Wherever the word "medal" shows up in a line, please copy that line.

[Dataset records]
# # #

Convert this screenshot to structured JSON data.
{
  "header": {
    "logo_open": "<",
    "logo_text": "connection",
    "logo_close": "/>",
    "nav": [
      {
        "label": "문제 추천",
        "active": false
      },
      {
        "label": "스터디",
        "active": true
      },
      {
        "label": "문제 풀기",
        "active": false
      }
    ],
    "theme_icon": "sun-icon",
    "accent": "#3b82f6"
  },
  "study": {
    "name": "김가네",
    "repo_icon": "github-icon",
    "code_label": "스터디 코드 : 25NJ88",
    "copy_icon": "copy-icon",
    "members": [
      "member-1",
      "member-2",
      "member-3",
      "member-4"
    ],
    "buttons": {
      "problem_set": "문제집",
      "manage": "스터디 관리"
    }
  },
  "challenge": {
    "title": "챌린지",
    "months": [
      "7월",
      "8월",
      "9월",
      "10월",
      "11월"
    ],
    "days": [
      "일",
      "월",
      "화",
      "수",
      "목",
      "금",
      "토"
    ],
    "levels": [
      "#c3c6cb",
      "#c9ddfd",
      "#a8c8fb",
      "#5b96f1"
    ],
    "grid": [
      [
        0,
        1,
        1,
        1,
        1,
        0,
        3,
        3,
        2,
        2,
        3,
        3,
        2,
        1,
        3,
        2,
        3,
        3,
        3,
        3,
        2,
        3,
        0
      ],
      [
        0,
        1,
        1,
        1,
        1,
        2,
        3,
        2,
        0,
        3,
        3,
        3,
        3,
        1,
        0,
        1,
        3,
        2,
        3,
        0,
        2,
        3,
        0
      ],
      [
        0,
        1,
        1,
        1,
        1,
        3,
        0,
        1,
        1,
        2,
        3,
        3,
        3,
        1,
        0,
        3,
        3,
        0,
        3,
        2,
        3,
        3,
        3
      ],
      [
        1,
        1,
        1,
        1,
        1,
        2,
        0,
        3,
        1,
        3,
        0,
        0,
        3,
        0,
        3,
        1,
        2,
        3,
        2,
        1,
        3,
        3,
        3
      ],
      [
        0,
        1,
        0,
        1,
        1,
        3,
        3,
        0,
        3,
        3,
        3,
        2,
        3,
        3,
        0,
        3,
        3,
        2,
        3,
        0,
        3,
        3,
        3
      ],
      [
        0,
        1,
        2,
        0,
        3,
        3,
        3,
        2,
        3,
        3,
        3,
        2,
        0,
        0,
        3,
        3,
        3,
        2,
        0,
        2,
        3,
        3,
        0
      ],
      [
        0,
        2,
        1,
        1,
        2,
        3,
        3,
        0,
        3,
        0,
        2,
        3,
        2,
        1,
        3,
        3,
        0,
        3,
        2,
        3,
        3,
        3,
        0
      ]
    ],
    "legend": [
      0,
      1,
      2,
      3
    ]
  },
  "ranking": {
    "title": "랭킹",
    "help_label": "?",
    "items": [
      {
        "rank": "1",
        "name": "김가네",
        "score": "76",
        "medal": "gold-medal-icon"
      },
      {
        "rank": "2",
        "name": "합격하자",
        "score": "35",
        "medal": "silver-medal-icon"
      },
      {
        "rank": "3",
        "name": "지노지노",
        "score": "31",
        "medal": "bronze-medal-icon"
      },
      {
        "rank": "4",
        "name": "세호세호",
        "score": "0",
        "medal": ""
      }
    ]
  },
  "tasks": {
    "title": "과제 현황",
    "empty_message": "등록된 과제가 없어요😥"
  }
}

# # #

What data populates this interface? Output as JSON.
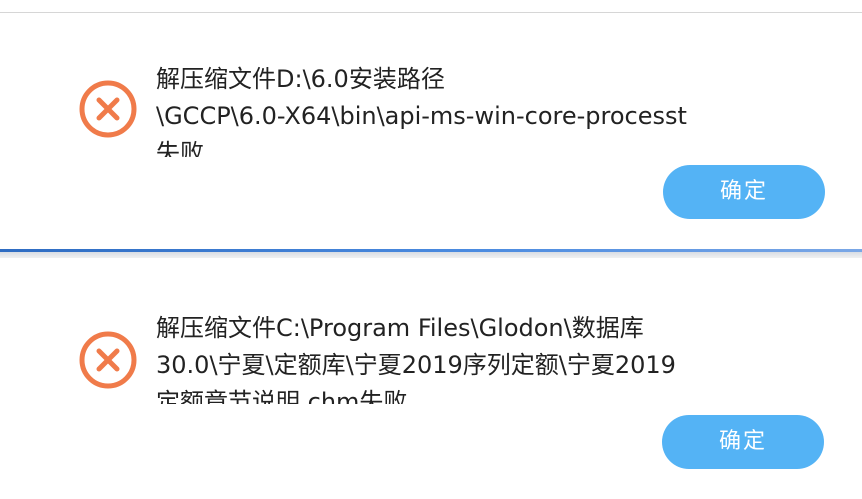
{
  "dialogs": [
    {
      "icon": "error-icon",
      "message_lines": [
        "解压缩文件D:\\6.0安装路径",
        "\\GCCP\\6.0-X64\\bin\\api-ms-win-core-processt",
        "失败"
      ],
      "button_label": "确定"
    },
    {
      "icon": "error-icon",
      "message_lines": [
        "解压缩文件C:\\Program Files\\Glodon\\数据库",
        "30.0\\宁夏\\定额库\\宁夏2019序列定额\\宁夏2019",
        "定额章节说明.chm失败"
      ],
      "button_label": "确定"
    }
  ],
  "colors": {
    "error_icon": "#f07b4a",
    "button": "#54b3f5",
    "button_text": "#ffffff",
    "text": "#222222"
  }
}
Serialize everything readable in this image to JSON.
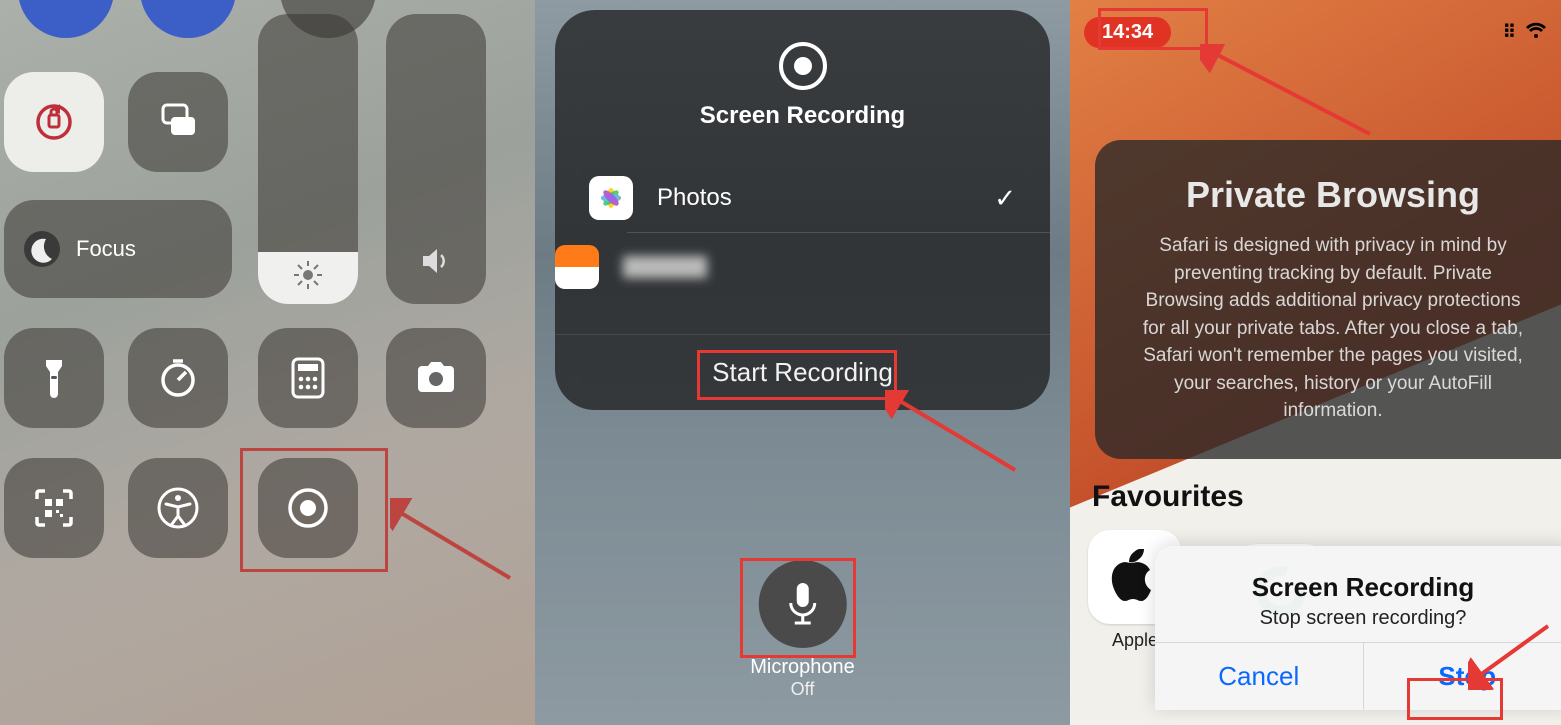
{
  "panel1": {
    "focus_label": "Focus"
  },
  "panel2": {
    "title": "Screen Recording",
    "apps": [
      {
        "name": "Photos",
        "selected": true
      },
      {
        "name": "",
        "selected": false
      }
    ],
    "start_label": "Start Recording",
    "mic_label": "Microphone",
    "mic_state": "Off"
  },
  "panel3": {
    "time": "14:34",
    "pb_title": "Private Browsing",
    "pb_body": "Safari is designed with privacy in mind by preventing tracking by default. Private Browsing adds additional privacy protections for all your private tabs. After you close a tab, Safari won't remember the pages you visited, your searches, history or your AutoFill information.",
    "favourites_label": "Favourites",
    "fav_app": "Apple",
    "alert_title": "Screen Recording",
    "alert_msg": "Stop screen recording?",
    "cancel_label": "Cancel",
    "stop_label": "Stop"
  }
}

# # #

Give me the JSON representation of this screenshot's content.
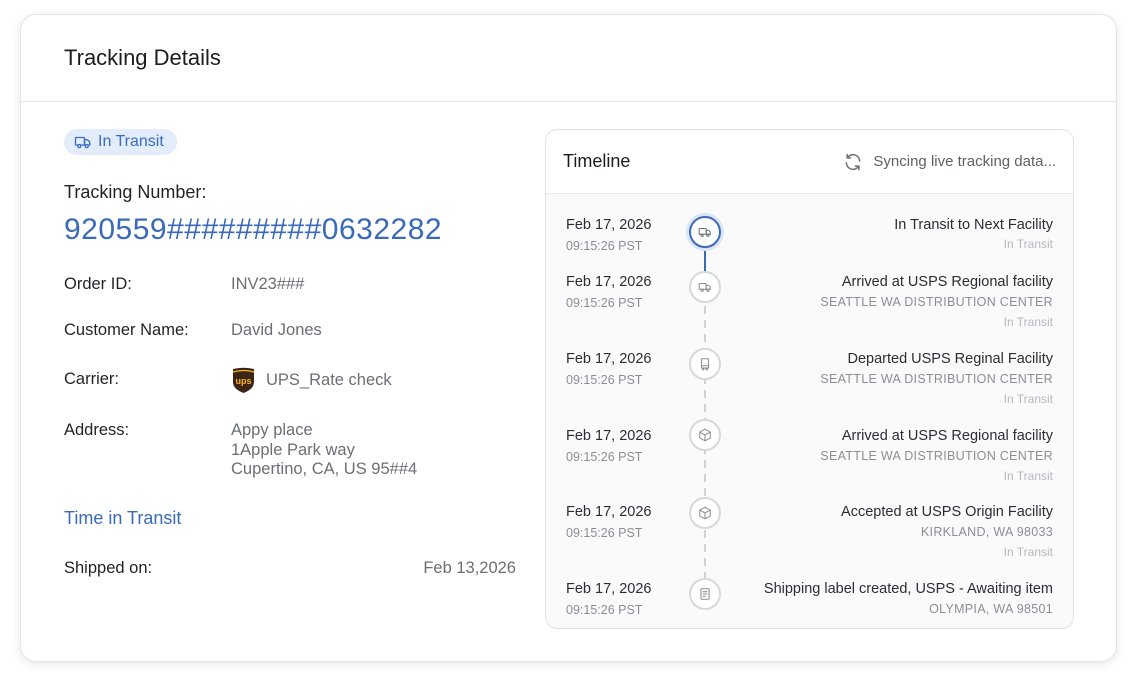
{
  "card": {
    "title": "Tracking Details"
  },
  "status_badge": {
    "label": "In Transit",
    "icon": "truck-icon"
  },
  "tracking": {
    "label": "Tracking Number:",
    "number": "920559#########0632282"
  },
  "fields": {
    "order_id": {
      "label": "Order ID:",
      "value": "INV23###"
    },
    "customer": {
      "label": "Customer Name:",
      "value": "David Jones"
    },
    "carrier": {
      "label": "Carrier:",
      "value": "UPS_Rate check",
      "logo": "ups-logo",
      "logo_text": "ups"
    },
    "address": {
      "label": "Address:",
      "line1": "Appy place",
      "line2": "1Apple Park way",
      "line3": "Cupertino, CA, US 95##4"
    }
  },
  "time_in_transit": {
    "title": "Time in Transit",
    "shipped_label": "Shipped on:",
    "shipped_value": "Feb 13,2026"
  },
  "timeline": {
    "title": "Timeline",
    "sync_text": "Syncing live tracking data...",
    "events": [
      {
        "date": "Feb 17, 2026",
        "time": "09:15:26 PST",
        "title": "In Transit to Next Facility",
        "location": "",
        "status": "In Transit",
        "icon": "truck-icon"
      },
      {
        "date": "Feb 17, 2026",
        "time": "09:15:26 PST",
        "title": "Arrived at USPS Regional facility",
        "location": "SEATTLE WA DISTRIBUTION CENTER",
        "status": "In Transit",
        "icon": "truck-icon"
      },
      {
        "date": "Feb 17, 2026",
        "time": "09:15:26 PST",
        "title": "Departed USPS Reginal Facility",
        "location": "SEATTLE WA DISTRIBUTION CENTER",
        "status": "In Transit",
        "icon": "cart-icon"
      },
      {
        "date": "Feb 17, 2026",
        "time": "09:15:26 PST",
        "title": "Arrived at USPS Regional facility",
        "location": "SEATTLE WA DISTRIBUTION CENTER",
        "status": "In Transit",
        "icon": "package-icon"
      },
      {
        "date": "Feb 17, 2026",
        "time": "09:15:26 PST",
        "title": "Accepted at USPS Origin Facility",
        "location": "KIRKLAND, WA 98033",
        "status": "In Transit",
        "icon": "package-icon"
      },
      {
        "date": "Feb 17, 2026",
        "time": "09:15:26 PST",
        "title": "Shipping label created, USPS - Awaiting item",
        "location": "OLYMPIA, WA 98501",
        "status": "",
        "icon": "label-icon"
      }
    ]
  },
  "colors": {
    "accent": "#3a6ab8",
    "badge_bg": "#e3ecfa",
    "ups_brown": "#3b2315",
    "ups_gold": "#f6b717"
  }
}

# # #

### TASK SOLUTION
        "medal": "gold-medal-icon"
        "medal": "silver-medal-icon"
        "medal": "bronze-medal-icon"
        "medal": ""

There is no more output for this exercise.